**INSTRUCTION:** Restate each line word for word. Leave out every picture.

(Data records)
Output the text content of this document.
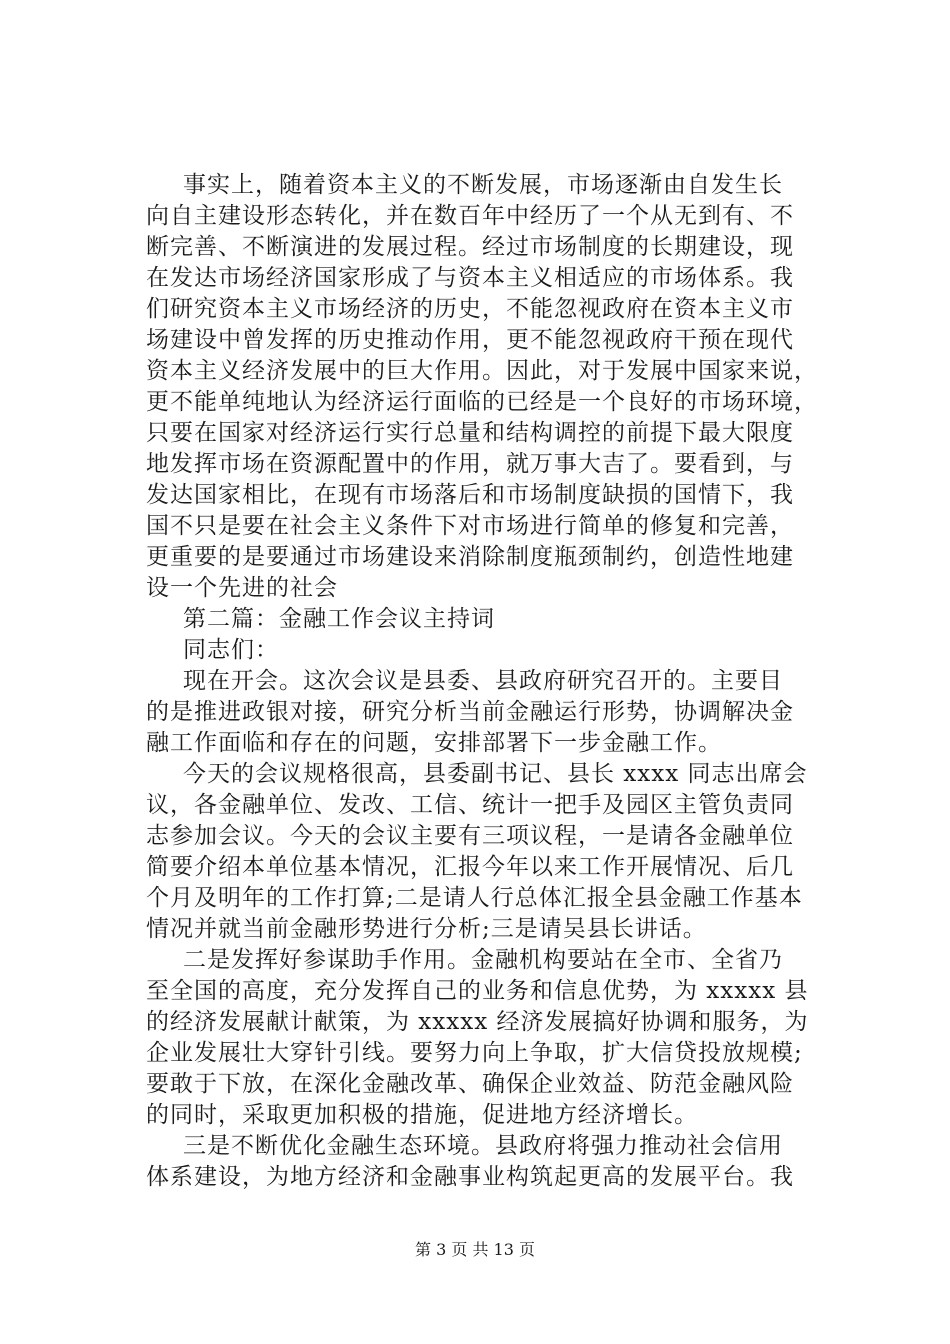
事实上，随着资本主义的不断发展，市场逐渐由自发生长
向自主建设形态转化，并在数百年中经历了一个从无到有、不
断完善、不断演进的发展过程。经过市场制度的长期建设，现
在发达市场经济国家形成了与资本主义相适应的市场体系。我
们研究资本主义市场经济的历史，不能忽视政府在资本主义市
场建设中曾发挥的历史推动作用，更不能忽视政府干预在现代
资本主义经济发展中的巨大作用。因此，对于发展中国家来说，
更不能单纯地认为经济运行面临的已经是一个良好的市场环境，
只要在国家对经济运行实行总量和结构调控的前提下最大限度
地发挥市场在资源配置中的作用，就万事大吉了。要看到，与
发达国家相比，在现有市场落后和市场制度缺损的国情下，我
国不只是要在社会主义条件下对市场进行简单的修复和完善，
更重要的是要通过市场建设来消除制度瓶颈制约，创造性地建
设一个先进的社会
第二篇：金融工作会议主持词
同志们：
现在开会。这次会议是县委、县政府研究召开的。主要目
的是推进政银对接，研究分析当前金融运行形势，协调解决金
融工作面临和存在的问题，安排部署下一步金融工作。
今天的会议规格很高，县委副书记、县长 xxxx 同志出席会
议，各金融单位、发改、工信、统计一把手及园区主管负责同
志参加会议。今天的会议主要有三项议程，一是请各金融单位
简要介绍本单位基本情况，汇报今年以来工作开展情况、后几
个月及明年的工作打算;二是请人行总体汇报全县金融工作基本
情况并就当前金融形势进行分析;三是请吴县长讲话。
二是发挥好参谋助手作用。金融机构要站在全市、全省乃
至全国的高度，充分发挥自己的业务和信息优势，为 xxxxx 县
的经济发展献计献策，为 xxxxx 经济发展搞好协调和服务，为
企业发展壮大穿针引线。要努力向上争取，扩大信贷投放规模;
要敢于下放，在深化金融改革、确保企业效益、防范金融风险
的同时，采取更加积极的措施，促进地方经济增长。
三是不断优化金融生态环境。县政府将强力推动社会信用
体系建设，为地方经济和金融事业构筑起更高的发展平台。我
第 3 页 共 13 页
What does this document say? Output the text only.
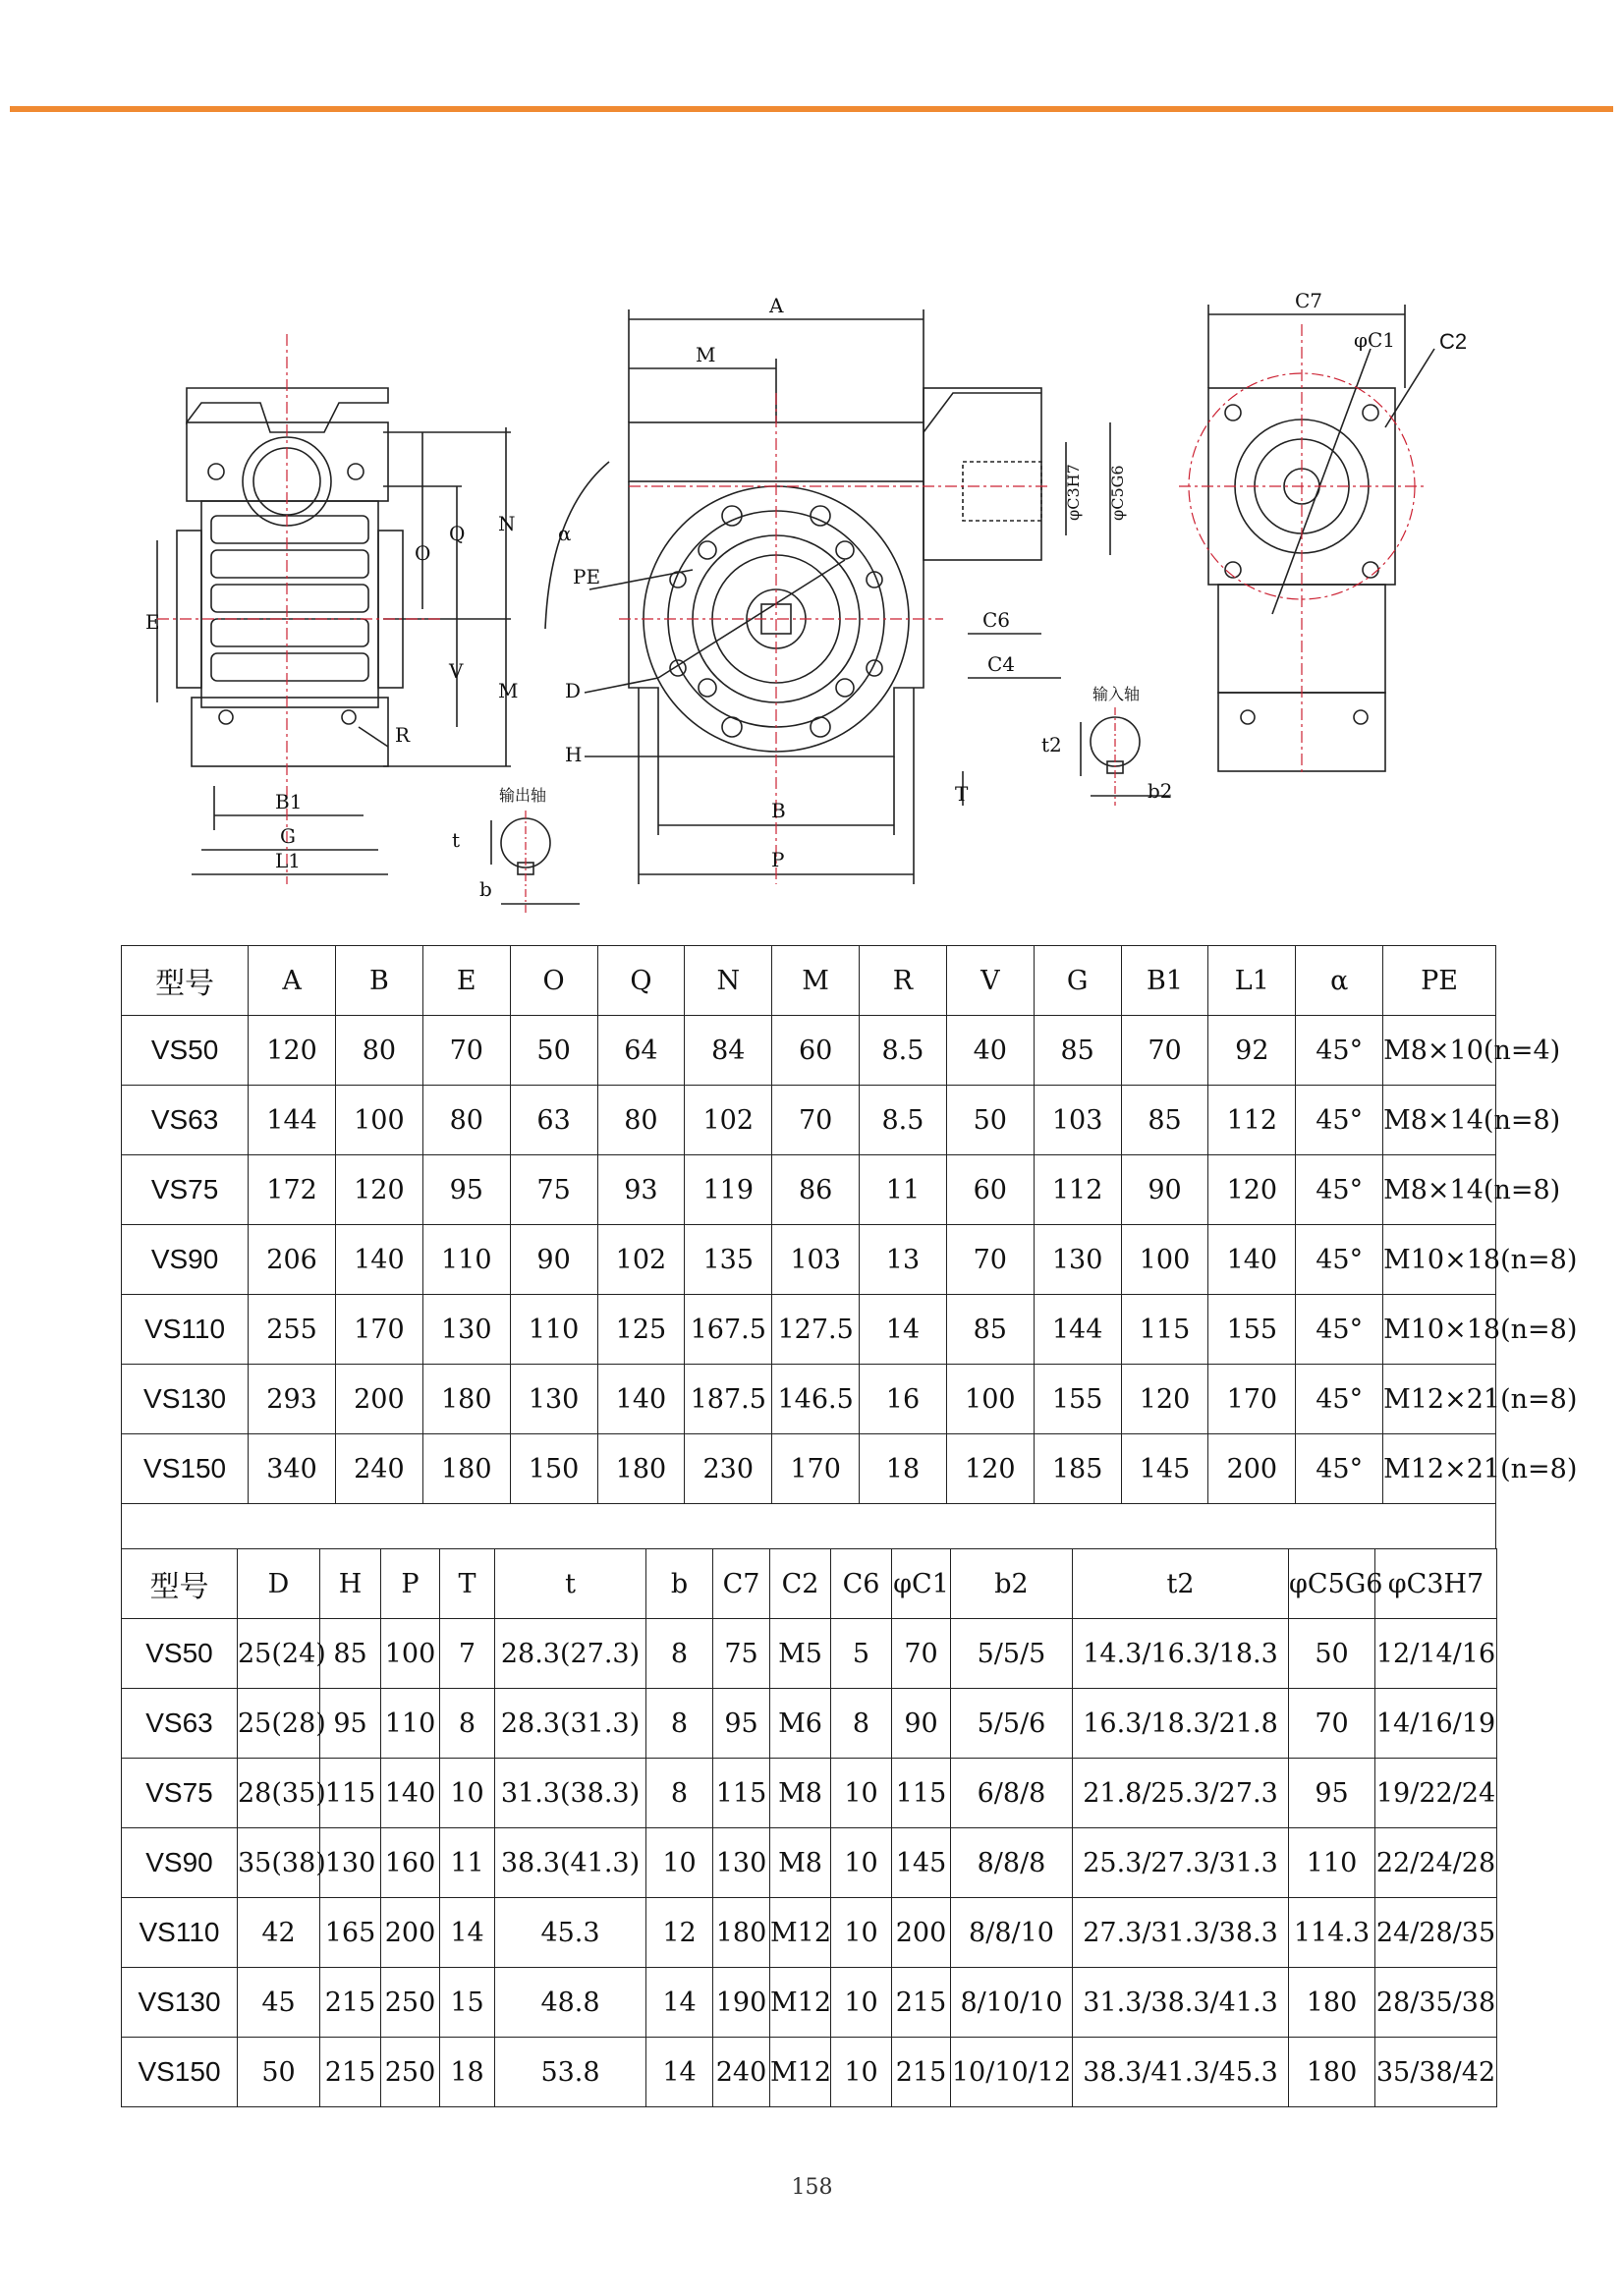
E
R
B1
G
L1
O
Q N
V
M
A
M
α
PE
D
H
B
P
T
C6
C4
φC3H7 φC5G6
C7
φC1 C2
输出轴
t
b
输入轴
t2
b2
型号	A	B	E	O	Q	N	M	R	V	G	B1	L1	α	PE
VS50	120	80	70	50	64	84	60	8.5	40	85	70	92	45°	M8×10(n=4)
VS63	144	100	80	63	80	102	70	8.5	50	103	85	112	45°	M8×14(n=8)
VS75	172	120	95	75	93	119	86	11	60	112	90	120	45°	M8×14(n=8)
VS90	206	140	110	90	102	135	103	13	70	130	100	140	45°	M10×18(n=8)
VS110	255	170	130	110	125	167.5	127.5	14	85	144	115	155	45°	M10×18(n=8)
VS130	293	200	180	130	140	187.5	146.5	16	100	155	120	170	45°	M12×21(n=8)
VS150	340	240	180	150	180	230	170	18	120	185	145	200	45°	M12×21(n=8)
型号	D	H	P	T	t	b	C7	C2	C6	φC1	b2	t2	φC5G6	φC3H7
VS50	25(24)	85	100	7	28.3(27.3)	8	75	M5	5	70	5/5/5	14.3/16.3/18.3	50	12/14/16
VS63	25(28)	95	110	8	28.3(31.3)	8	95	M6	8	90	5/5/6	16.3/18.3/21.8	70	14/16/19
VS75	28(35)	115	140	10	31.3(38.3)	8	115	M8	10	115	6/8/8	21.8/25.3/27.3	95	19/22/24
VS90	35(38)	130	160	11	38.3(41.3)	10	130	M8	10	145	8/8/8	25.3/27.3/31.3	110	22/24/28
VS110	42	165	200	14	45.3	12	180	M12	10	200	8/8/10	27.3/31.3/38.3	114.3	24/28/35
VS130	45	215	250	15	48.8	14	190	M12	10	215	8/10/10	31.3/38.3/41.3	180	28/35/38
VS150	50	215	250	18	53.8	14	240	M12	10	215	10/10/12	38.3/41.3/45.3	180	35/38/42
158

**RESPONSE TO THIS TASK:**
Output the text content of this document.
事实上，随着资本主义的不断发展，市场逐渐由自发生长
向自主建设形态转化，并在数百年中经历了一个从无到有、不
断完善、不断演进的发展过程。经过市场制度的长期建设，现
在发达市场经济国家形成了与资本主义相适应的市场体系。我
们研究资本主义市场经济的历史，不能忽视政府在资本主义市
场建设中曾发挥的历史推动作用，更不能忽视政府干预在现代
资本主义经济发展中的巨大作用。因此，对于发展中国家来说，
更不能单纯地认为经济运行面临的已经是一个良好的市场环境，
只要在国家对经济运行实行总量和结构调控的前提下最大限度
地发挥市场在资源配置中的作用，就万事大吉了。要看到，与
发达国家相比，在现有市场落后和市场制度缺损的国情下，我
国不只是要在社会主义条件下对市场进行简单的修复和完善，
更重要的是要通过市场建设来消除制度瓶颈制约，创造性地建
设一个先进的社会
第二篇：金融工作会议主持词
同志们：
现在开会。这次会议是县委、县政府研究召开的。主要目
的是推进政银对接，研究分析当前金融运行形势，协调解决金
融工作面临和存在的问题，安排部署下一步金融工作。
今天的会议规格很高，县委副书记、县长 xxxx 同志出席会
议，各金融单位、发改、工信、统计一把手及园区主管负责同
志参加会议。今天的会议主要有三项议程，一是请各金融单位
简要介绍本单位基本情况，汇报今年以来工作开展情况、后几
个月及明年的工作打算;二是请人行总体汇报全县金融工作基本
情况并就当前金融形势进行分析;三是请吴县长讲话。
二是发挥好参谋助手作用。金融机构要站在全市、全省乃
至全国的高度，充分发挥自己的业务和信息优势，为 xxxxx 县
的经济发展献计献策，为 xxxxx 经济发展搞好协调和服务，为
企业发展壮大穿针引线。要努力向上争取，扩大信贷投放规模;
要敢于下放，在深化金融改革、确保企业效益、防范金融风险
的同时，采取更加积极的措施，促进地方经济增长。
三是不断优化金融生态环境。县政府将强力推动社会信用
体系建设，为地方经济和金融事业构筑起更高的发展平台。我
第 3 页 共 13 页
What does this document say? Output the text only.
E
R
B1
G
L1
O
Q N
V
M
A
M
α
PE
D
H
B
P
T
C6
C4
φC3H7 φC5G6
C7
φC1 C2
输出轴
t
b
输入轴
t2
b2
型号	A	B	E	O	Q	N	M	R	V	G	B1	L1	α	PE
VS50	120	80	70	50	64	84	60	8.5	40	85	70	92	45°	M8×10(n=4)
VS63	144	100	80	63	80	102	70	8.5	50	103	85	112	45°	M8×14(n=8)
VS75	172	120	95	75	93	119	86	11	60	112	90	120	45°	M8×14(n=8)
VS90	206	140	110	90	102	135	103	13	70	130	100	140	45°	M10×18(n=8)
VS110	255	170	130	110	125	167.5	127.5	14	85	144	115	155	45°	M10×18(n=8)
VS130	293	200	180	130	140	187.5	146.5	16	100	155	120	170	45°	M12×21(n=8)
VS150	340	240	180	150	180	230	170	18	120	185	145	200	45°	M12×21(n=8)
型号	D	H	P	T	t	b	C7	C2	C6	φC1	b2	t2	φC5G6	φC3H7
VS50	25(24)	85	100	7	28.3(27.3)	8	75	M5	5	70	5/5/5	14.3/16.3/18.3	50	12/14/16
VS63	25(28)	95	110	8	28.3(31.3)	8	95	M6	8	90	5/5/6	16.3/18.3/21.8	70	14/16/19
VS75	28(35)	115	140	10	31.3(38.3)	8	115	M8	10	115	6/8/8	21.8/25.3/27.3	95	19/22/24
VS90	35(38)	130	160	11	38.3(41.3)	10	130	M8	10	145	8/8/8	25.3/27.3/31.3	110	22/24/28
VS110	42	165	200	14	45.3	12	180	M12	10	200	8/8/10	27.3/31.3/38.3	114.3	24/28/35
VS130	45	215	250	15	48.8	14	190	M12	10	215	8/10/10	31.3/38.3/41.3	180	28/35/38
VS150	50	215	250	18	53.8	14	240	M12	10	215	10/10/12	38.3/41.3/45.3	180	35/38/42
158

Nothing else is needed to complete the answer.